* [ФРАГМЕНТ ТЕКСТА]:
Можно идти к первому полюсу, то есть к языку – языку автора, языку жанра, направления, эпохи, нацио­нальному языку (лингвистика) и, наконец, к потенциаль­ному языку языков (структурализм, глоссематика4). Можно двигаться ко второму полюсу – к неповторимому событию текста.

Между этими двумя полюсами располагаются все возможные гуманитарные дисциплины, исходящие из первичной данности текста.

Оба полюса безусловны: безусловен потенциальный язык языков и безусловен единственный и неповторимый текст.

Всякий истинно творческий текст всегда есть в какой-то мере свободное и не предопределенное эмпирической необходимостью откровение личности. Поэтому он (в сво­ем свободном ядре) не допускает ни каузального объяс­нения, ни научного предвидения. Но это, конечно, не ис­ключает внутренней необходимости, внутренней логики свободного ядра текста (без этого он не мог бы быть по­нят, признан и действен).

Проблема текста в гуманитарных науках. Гуманитар­ные науки – науки о человеке в его специфике, а не о безгласной вещи и естественном явлении. Человек в его человеческой специфике всегда выражает себя (говорит), то есть создает текст (хотя бы и потенциальный). Там, где человек изучается вне текста и независимо от него, это уже не гуманитарные науки (анатомия и физиология человека и др.).

285

Проблема текста в текстологии. Философская сторона этой проблемы.

Попытка изучать текст как «вербальную реакцию» (бихевиоризм) 5.

Кибернетика, теория информации, статистика и про­блема текста. Проблема овеществления текста. Границы такого овеществления.

Человеческий поступок есть потенциальный текст и может быть понят (как человеческий поступок, а не фи­зическое действие) только в диалогическом контексте своего времени (как реплика, как смысловая позиция, как система мотивов).

«Все высокое и прекрасное» – это не фразеологиче­ское единство в обычном смысле, а интонационное или экспрессивное словосочетание особого рода. Это предста­витель стиля, мировоззрения, человеческого типа, оно пахнет контекстами, в нем два голоса, два субъекта (того, кто говорил бы так всерьез, и того, кто пародирует пер­вого). В отдельности взятые (вне сочетания) слова «пре­красный» и «высокий» лишены двуголосости; второй го­лос входит лишь в словосочетание, которое становится высказыванием (то есть получает речевого субъекта, без которого не может быть и второго голоса). И одно слово может стать двуголосым, если оно становится аббревиа­турой высказывания (то есть обретает автора). Фразео­логическое единство создано не первым, а вторым го­лосом.

* [ЗАДАНИЕ 1]:
Ответьте по фрагменту о проблеме текста:
(а) Что располагается между двумя полюсами?
(б) Какие примеры даны для изучения человека вне текста?
(в) Каким голосом создано фразеологическое единство?
* [ЗАДАНИЕ 2]: Напишите, что идёт дальше во фрагменте о проблеме текста в гуманитарных науках, начиная после его последнего предложения.
Список никак не связан с приведённым фрагментом.

* [СПИСОК]:
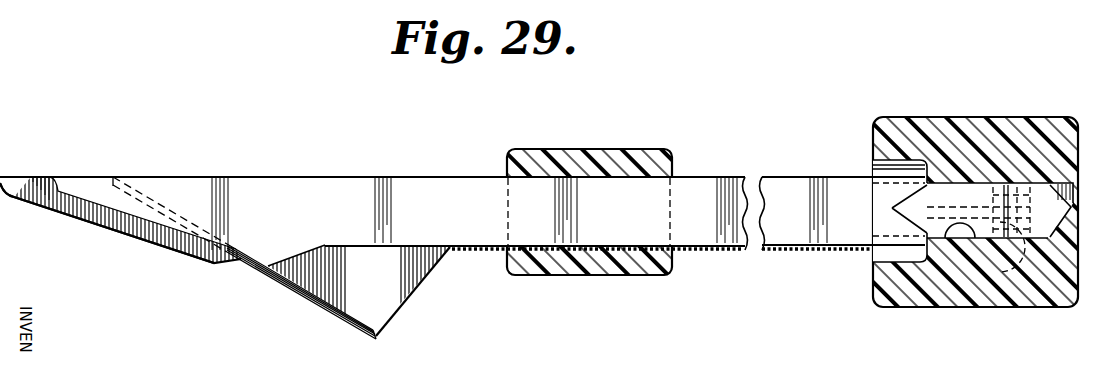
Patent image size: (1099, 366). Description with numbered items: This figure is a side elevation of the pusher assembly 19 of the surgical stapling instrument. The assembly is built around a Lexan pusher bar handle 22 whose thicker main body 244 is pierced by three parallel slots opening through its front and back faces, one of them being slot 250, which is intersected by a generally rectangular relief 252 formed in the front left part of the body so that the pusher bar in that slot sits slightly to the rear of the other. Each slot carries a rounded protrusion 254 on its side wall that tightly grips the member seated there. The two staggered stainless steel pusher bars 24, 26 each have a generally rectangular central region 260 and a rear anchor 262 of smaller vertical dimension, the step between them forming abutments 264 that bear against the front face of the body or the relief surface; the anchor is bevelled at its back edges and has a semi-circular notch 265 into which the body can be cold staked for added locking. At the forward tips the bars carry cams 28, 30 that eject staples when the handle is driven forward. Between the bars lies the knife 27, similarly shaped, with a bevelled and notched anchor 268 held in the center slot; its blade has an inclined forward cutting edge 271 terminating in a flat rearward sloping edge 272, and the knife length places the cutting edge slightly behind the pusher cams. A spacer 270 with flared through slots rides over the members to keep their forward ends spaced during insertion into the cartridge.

The pusher assembly 19 is at (443, 174).
The pusher bar handle 22 is at (975, 118).
The pusher bar 24 is at (30, 183).
The pusher bar 26 is at (272, 184).
The knife 27 is at (370, 308).
The cam 28 is at (112, 236).
The cam 30 is at (158, 249).
The main body 244 is at (980, 308).
The slot 250 is at (980, 180).
The relief 252 is at (880, 167).
The rounded protrusion 254 is at (987, 264).
The central region 260 is at (710, 183).
The rear anchor 262 is at (1050, 217).
The abutment 264 is at (935, 240).
The semi-circular notch 265 is at (958, 243).
The anchor 268 is at (900, 170).
The spacer 270 is at (598, 149).
The cutting edge 271 is at (310, 297).
The rearward sloping edge 272 is at (405, 302).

* [ОТВЕТ 1]:
(а) Все возможные гуманитарные дисциплины, исходящие из первичной данности текста.
(б) Анатомия и физиология человека.
(в) Не первым, а вторым голосом.

* [ОТВЕТ 2]:
Язык и речь, предложение и высказывание. Речевой субъект, (обобщенная «натуральная» индивидуальность) и автор высказывания. Смена речевых субъектов и смена говорящих (авторов высказывания). Язык и речь можно отождествлять, поскольку в речи стерты диалогические рубежи высказываний. Но язык и речевое общение (как диалогический обмен высказываниями) никогда нельзя отождествлять. Возможно абсолютное тождество двух и более предложений (при накладывании друг на друга, как две геометрические фигуры, они совпадут), более того, мы должны допустить, что любое предложение, даже сложное, в неограниченном речевом потоке может повторяться неограниченное число раз в совершенно тождественной форме, но как высказывание (или часть высказывания) ни одно предложение, даже однословное, никогда не может повторяться: это всегда новое выска­зывание (хотя бы цитата).

286

Возникает вопрос о том, может ли наука иметь дело с такими абсолютно неповторимыми индивидуальностями, как высказывания, не выходят ли они за границы обоб­щающего научного познания. Конечно, может. Во-пер­вых, исходным пунктом каждой науки являются непо­вторимые единичности и на всем своем пути она остается связанной с ними. Во-вторых, наука, и прежде всего фи­лософия, может и должна изучать специфическую форму и функцию этой индивидуальности. Необходимость четко­го осознания постоянного корректива на претензии на полную исчерпанность абстрактным анализом (например, лингвистическим) конкретного высказывания. Изучение видов и форм диалогических отношений между высказы­ваниями и их типологических форм (факторов высказы­ваний). Изучение внелингвистических и в то же время внесмысловых (художественных, научных и т. п.) момен­тов высказывания. Целая сфера между лингвистическим Й чисто смысловым анализом; эта сфера выпала для науки.

В пределах одного и того же высказывания предло­жение может повториться (повтор, самоцитата, непроиз­вольно), но каждый раз это новая часть высказывания, .ибо изменилось его место и его функция в целом выска­зывания.

Высказывание в его целом оформлено как таковое внелингвистическими моментами (диалогическими), оно связано и с другими высказываниями. Эти внелингвистические (диалогические) моменты пронизывают высказы­вание и изнутри.

Обобщенные выражения говорящего лица в языке (личные местоимения, личные формы глаголов, грамма­тические и лексические формы выражения модальности и выражения отношения говорящего к своей речи) и ре­чевой субъект. Автор высказывания.

С точки зрения внелингвистических целей высказывания все лингвистическое – только средство.

Проблема автора и форм его выраженности в произве­дении. В какой мере можно говорить об «образе» автора?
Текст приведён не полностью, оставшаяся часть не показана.